* [REQUIREMENTS]
Pull each line containing "districts" out of the data and copy it.

* [MATERIAL FOR THIS TASK]
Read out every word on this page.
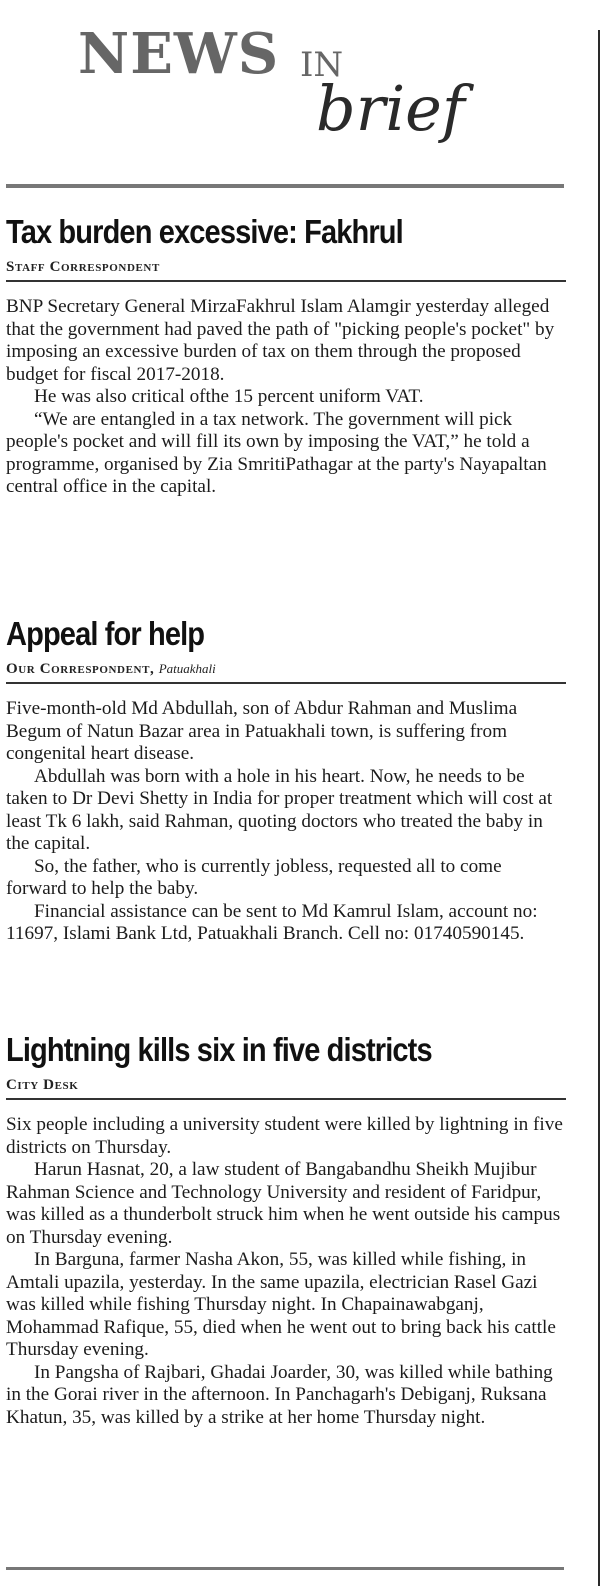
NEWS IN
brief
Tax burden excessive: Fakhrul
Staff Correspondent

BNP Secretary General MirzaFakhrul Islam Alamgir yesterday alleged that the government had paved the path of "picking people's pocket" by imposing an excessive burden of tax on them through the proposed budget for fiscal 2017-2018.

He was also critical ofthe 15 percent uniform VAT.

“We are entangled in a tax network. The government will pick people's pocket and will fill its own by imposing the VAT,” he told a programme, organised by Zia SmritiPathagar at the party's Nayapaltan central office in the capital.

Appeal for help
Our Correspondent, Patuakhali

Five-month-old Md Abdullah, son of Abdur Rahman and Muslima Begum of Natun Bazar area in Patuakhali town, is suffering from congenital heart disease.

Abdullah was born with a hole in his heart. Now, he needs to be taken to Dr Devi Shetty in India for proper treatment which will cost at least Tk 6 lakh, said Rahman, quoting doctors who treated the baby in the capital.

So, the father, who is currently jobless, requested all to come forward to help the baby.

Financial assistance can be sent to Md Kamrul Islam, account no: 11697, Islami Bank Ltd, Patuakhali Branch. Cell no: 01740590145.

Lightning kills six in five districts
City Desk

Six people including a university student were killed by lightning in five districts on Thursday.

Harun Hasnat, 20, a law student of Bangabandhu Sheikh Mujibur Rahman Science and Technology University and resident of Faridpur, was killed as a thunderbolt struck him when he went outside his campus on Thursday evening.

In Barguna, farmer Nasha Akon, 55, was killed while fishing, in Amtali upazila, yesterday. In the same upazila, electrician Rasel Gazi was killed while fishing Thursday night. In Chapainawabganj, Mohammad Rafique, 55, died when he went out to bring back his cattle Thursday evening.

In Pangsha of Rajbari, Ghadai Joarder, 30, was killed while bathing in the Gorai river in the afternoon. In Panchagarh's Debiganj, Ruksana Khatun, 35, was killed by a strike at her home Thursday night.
==
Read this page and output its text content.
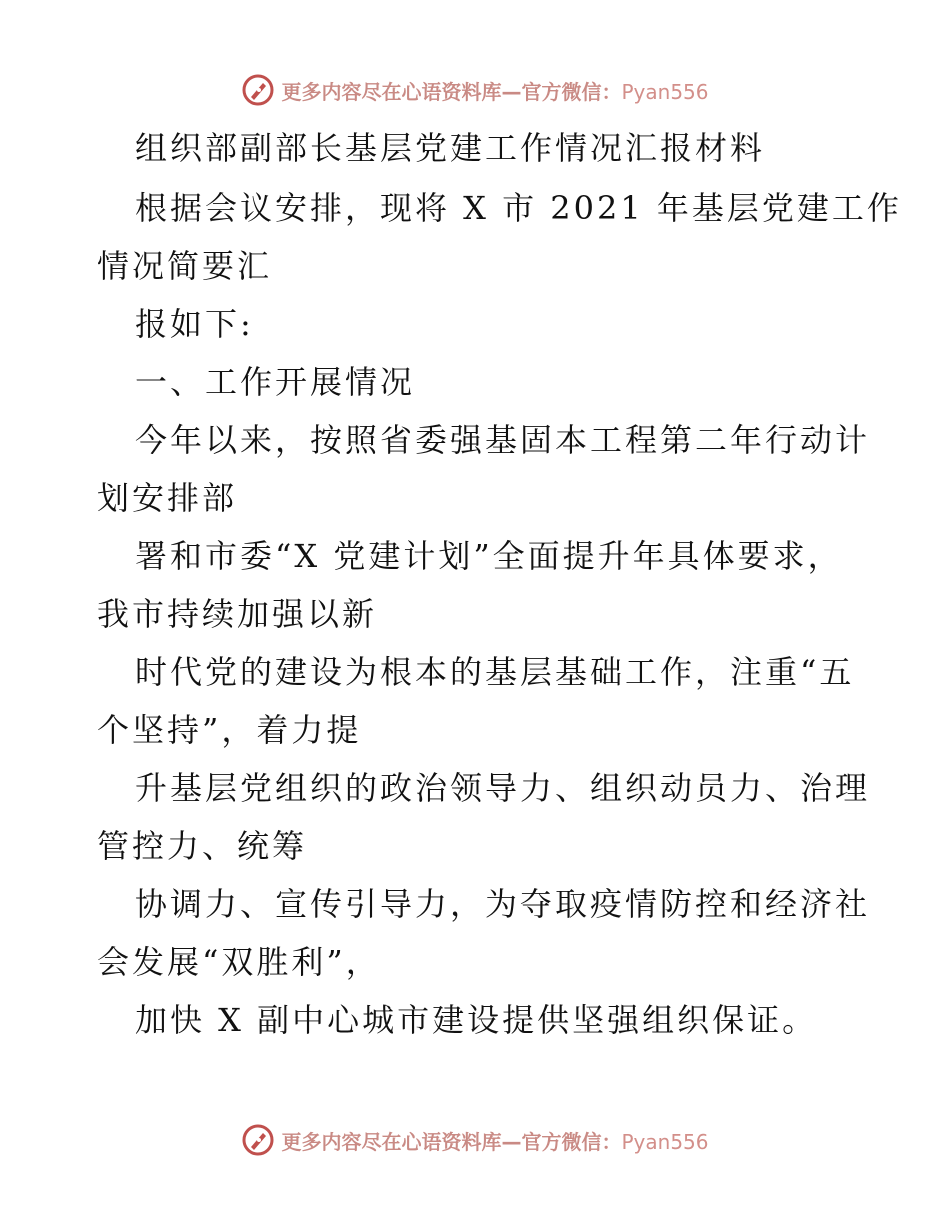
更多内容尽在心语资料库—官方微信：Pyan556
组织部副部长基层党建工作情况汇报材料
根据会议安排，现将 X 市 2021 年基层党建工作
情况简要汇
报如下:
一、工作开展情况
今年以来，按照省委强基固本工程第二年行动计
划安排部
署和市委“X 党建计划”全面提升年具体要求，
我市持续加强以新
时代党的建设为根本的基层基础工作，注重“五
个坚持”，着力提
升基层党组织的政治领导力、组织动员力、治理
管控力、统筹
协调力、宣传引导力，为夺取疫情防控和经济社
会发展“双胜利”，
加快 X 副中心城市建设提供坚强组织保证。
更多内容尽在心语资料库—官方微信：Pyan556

* [EXERCISE RESPONSE]
Lightning kills six in five districts
Six people including a university student were killed by lightning in five districts on Thursday.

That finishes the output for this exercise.